*Reading text:*
────────────────────
This manuscript is overall well written and easy to follow. The topic fits GMD very well. The authors nevertheless are challenged to better bring out its novelty or significance beyond applying an existing reservoir scheme over Spain. The objective of this study was two folds. First, it “proposes” a global and parameterized reservoir model. Secondly, it performs sensitivity analysis on the model parameters.  Specific comments on the two aims are the following.

• The first aim of the study

Their statement is factual as the model simply converts deterministic values presented in Hanasaki et al. (2006) to parameters. However, even that is not the first attempt as it has been attempted by Shin et al. (2019). For example, in Equation (5), at M = 0.5, this Equation becomes Hanasaki. Similar case for Equation (6). Therefore, in general, this is an existing scheme. The naming of a scheme developed by others as new is also wrong from my point of view.

• The second aim of the study

Concerning the sensitivity, the identified most sensitive parameters are ones anyone could generalize through educated guesses. C_treshold is the parameter for the lower bound of the Hanasaki schemes, the storage capacity to mean total annual inflow ratio. Equation (6) represents the final release where ‘c’ is the determinant factor. Below the threshold, the Equation is a one-parameter function, and the threshold has no influence. Above the threshold, it is a three-parameter and uses the threshold value directly. This is also the case for the M parameter (Equation 5). Further, the sensitivity analysis is performed on the flow; both M and C_treshold play a major role in release estimation. So, one can easily reach the same conclusion without performing the sensitivity analysis.

Since the novelty on the modeling or parameterization side is somehow limited, perhaps the authors can provide more analysis and discussions on the similarity and difference between the reservoir/river dynamics in Spain and other regions, hence producing improved scientific understanding. 

General comments

The authors examined parameterizations of reservoir operations in Spain. They employed a series of formulations developed by Hanasaki et al. (2006) that reproduce reservoir release and storage. They conducted intensive parameter sensitivity tests and identified several highly sensitive parameters. They also analyzed the performance of 215 reservoirs to discuss why they performed better or worse.
────────────────────
*Source excerpt:*
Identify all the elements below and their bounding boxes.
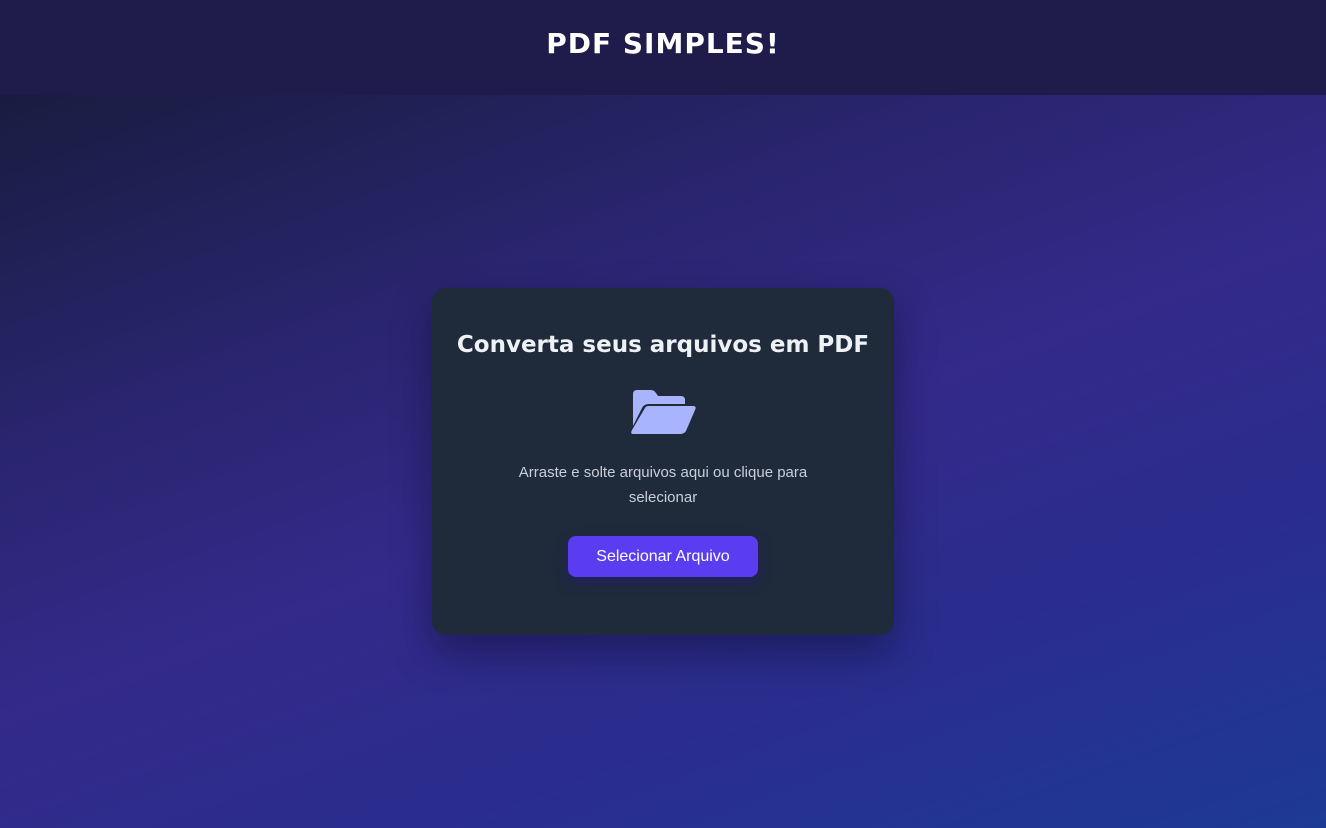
────────────────────
*Exercise:*
Change "intensive" to "extensive" in the review comments above, and give everything from "The authors examined" down to "better or worse." with that replacement made.

*Exercise result:*
The authors examined parameterizations of reservoir operations in Spain. They employed a series of formulations developed by Hanasaki et al. (2006) that reproduce reservoir release and storage. They conducted extensive parameter sensitivity tests and identified several highly sensitive parameters. They also analyzed the performance of 215 reservoirs to discuss why they performed better or worse.